The sequence $u_1$, $u_2$, $u_3$,... is defined by $$u_1=2\,,\,\,\,\,\,\,\,\,\,u_{k+1}=2u_k+1$$ $$u_n=3\times2^{n-1}-1$$ Show that $$\sum_{r=1}^nu_r=u_{n+1}-(n+2)$$ Prove that it is true for $n=1$ thus prove that $u_1=2$ $$\sum_{r=1}^nu_r=3\times2^{(1)}-1-((1)+2)=2$$ I guess you could alternatively use the fact that $u_1=2$ and use the equation $u_{k+1}=2u_k+1$ $$\sum_{r=1}^nu_r=2(2)+1-(1+2)=2$$ Now to prove that $$\sum_{r=1}^nu_r=u_{n+1}-(n+2)$$ you have to assume that it is true? Or assume that for any given value of $n$ that it is true, same thing though isn't it? Let $k$ be any given value (any integer greater than or equal to $1$ I assume), so $n=k$. Then by proving it true for $n=k+1$ I would be proving it true for $n=k$, is that correct?

____

Task directions >> Write the next part of the forum post above about proving the sum formula for the sequence by induction, starting after its final sentence.

Information shown >>

____

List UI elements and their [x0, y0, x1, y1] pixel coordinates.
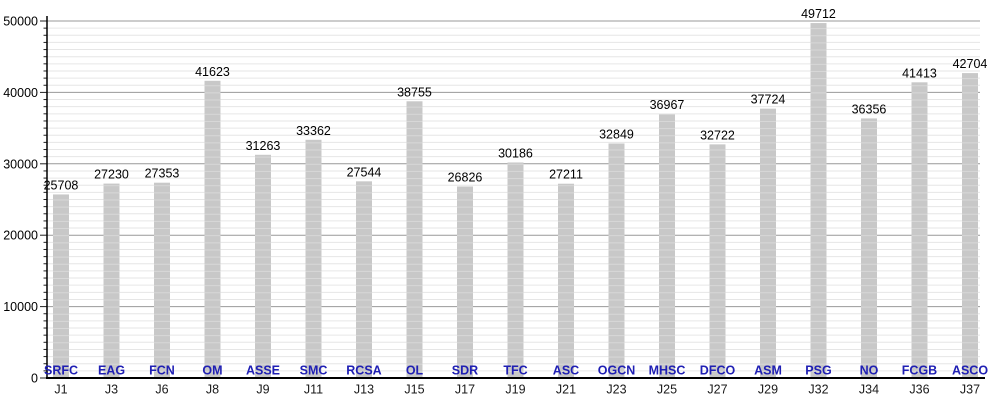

____

Expected output >>
$$\sum_{r=1}^ku_r=u_{k+1}-(k+2)$$ If this is equal to $u_1+u_2+u_3+...+u_k$, then $$\sum_{r=1}^{k+1}u_r=u_{k+1}-(k+2)\color{red}{+u_{k+1}}$$ Since you're just adding the $(k+1)$th term onto the sum, $$u_1+u_2+u_3+...+u_k\color{red}{+u_{k+1}}$$ Now using $$u_{k+1}=2u_k+1,\,\,\,\,\,\,u_n=3\times2^{n-1}-1$$ I can show that $$\sum_{r=1}^{k+1}u_r=2(u_{k+1})-(k+2)$$ $$\implies2(2u_k+1)-(k+2)$$ $$\implies2(2(3\times2^{k-1}-1)+1)-(k+2)$$ $$\implies2(3\times2^k-2+1)-(k+2)$$ $$\implies3\times2^{k+1}-2-(k+2)$$ Now I need to prove that $$3\times2^{k+1}-2-(k+2)=2(u_{k+1})-(k+2)$$ by substituting $u_k=3\times2^{k-1}-1{\implies}u_{k+1}=3\times2^{(k+1)-1}-1$ into the RHS $$2(u_{k+1})-(k+2)=2(3\times2^{(k+1)-1}-1)-(k+2)$$ $${\implies}3\times2^{k+1}-2-(k+2)$$
So it does work however part of me feels that this is not the right way to go about proving it. Also one question I have is about the very breif answer given in the mark scheme.
$$\sum_{r=1}^{n}u_r=\sum_{r=1}^n3{\times}2^{r-1}-n=3(2^n-1)-n$$ Why have they changed $n-1$ for $r-1$ and subtracted $n$? What is the purpose of $u_r$?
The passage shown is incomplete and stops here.